* [Given exercise]: Write every record out again exactly, and keep images out of it.
— Start of Data records —
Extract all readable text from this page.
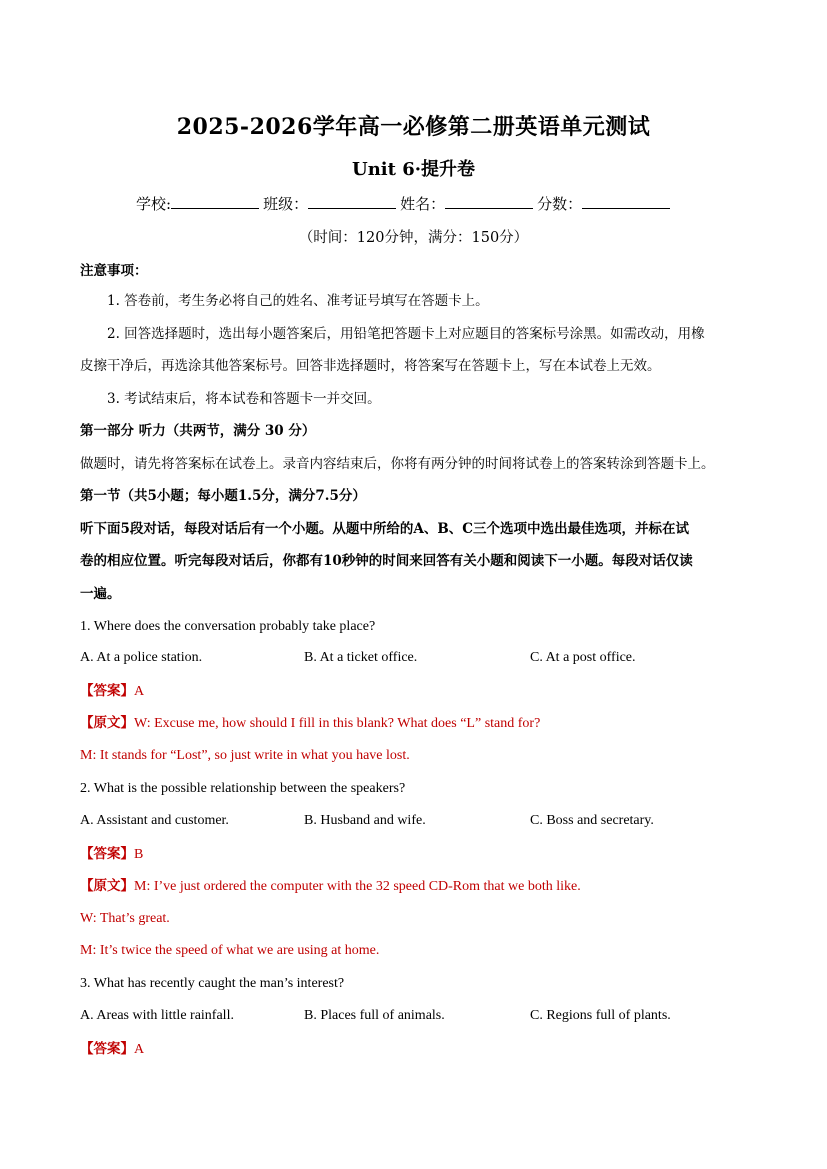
2025-2026学年高一必修第二册英语单元测试
Unit 6·提升卷
学校:	班级：	姓名：	分数：
（时间：120分钟，满分：150分）
注意事项：
1. 答卷前，考生务必将自己的姓名、准考证号填写在答题卡上。
2. 回答选择题时，选出每小题答案后，用铅笔把答题卡上对应题目的答案标号涂黑。如需改动，用橡
皮擦干净后，再选涂其他答案标号。回答非选择题时，将答案写在答题卡上，写在本试卷上无效。
3. 考试结束后，将本试卷和答题卡一并交回。
第一部分 听力（共两节，满分 30 分）
做题时，请先将答案标在试卷上。录音内容结束后，你将有两分钟的时间将试卷上的答案转涂到答题卡上。
第一节（共5小题；每小题1.5分，满分7.5分）
听下面5段对话，每段对话后有一个小题。从题中所给的A、B、C三个选项中选出最佳选项，并标在试
卷的相应位置。听完每段对话后，你都有10秒钟的时间来回答有关小题和阅读下一小题。每段对话仅读
一遍。
1. Where does the conversation probably take place?
A. At a police station.	B. At a ticket office.	C. At a post office.
【答案】A
【原文】W: Excuse me, how should I fill in this blank? What does “L” stand for?
M: It stands for “Lost”, so just write in what you have lost.
2. What is the possible relationship between the speakers?
A. Assistant and customer.	B. Husband and wife.	C. Boss and secretary.
【答案】B
【原文】M: I’ve just ordered the computer with the 32 speed CD-Rom that we both like.
W: That’s great.
M: It’s twice the speed of what we are using at home.
3. What has recently caught the man’s interest?
A. Areas with little rainfall.	B. Places full of animals.	C. Regions full of plants.
【答案】A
— End of Data records —
* [Task output]:
Extract all readable text from this page.
2025-2026学年高一必修第二册英语单元测试
Unit 6·提升卷
学校:	班级：	姓名：	分数：
（时间：120分钟，满分：150分）
注意事项：
1. 答卷前，考生务必将自己的姓名、准考证号填写在答题卡上。
2. 回答选择题时，选出每小题答案后，用铅笔把答题卡上对应题目的答案标号涂黑。如需改动，用橡
皮擦干净后，再选涂其他答案标号。回答非选择题时，将答案写在答题卡上，写在本试卷上无效。
3. 考试结束后，将本试卷和答题卡一并交回。
第一部分 听力（共两节，满分 30 分）
做题时，请先将答案标在试卷上。录音内容结束后，你将有两分钟的时间将试卷上的答案转涂到答题卡上。
第一节（共5小题；每小题1.5分，满分7.5分）
听下面5段对话，每段对话后有一个小题。从题中所给的A、B、C三个选项中选出最佳选项，并标在试
卷的相应位置。听完每段对话后，你都有10秒钟的时间来回答有关小题和阅读下一小题。每段对话仅读
一遍。
1. Where does the conversation probably take place?
A. At a police station.	B. At a ticket office.	C. At a post office.
【答案】A
【原文】W: Excuse me, how should I fill in this blank? What does “L” stand for?
M: It stands for “Lost”, so just write in what you have lost.
2. What is the possible relationship between the speakers?
A. Assistant and customer.	B. Husband and wife.	C. Boss and secretary.
【答案】B
【原文】M: I’ve just ordered the computer with the 32 speed CD-Rom that we both like.
W: That’s great.
M: It’s twice the speed of what we are using at home.
3. What has recently caught the man’s interest?
A. Areas with little rainfall.	B. Places full of animals.	C. Regions full of plants.
【答案】A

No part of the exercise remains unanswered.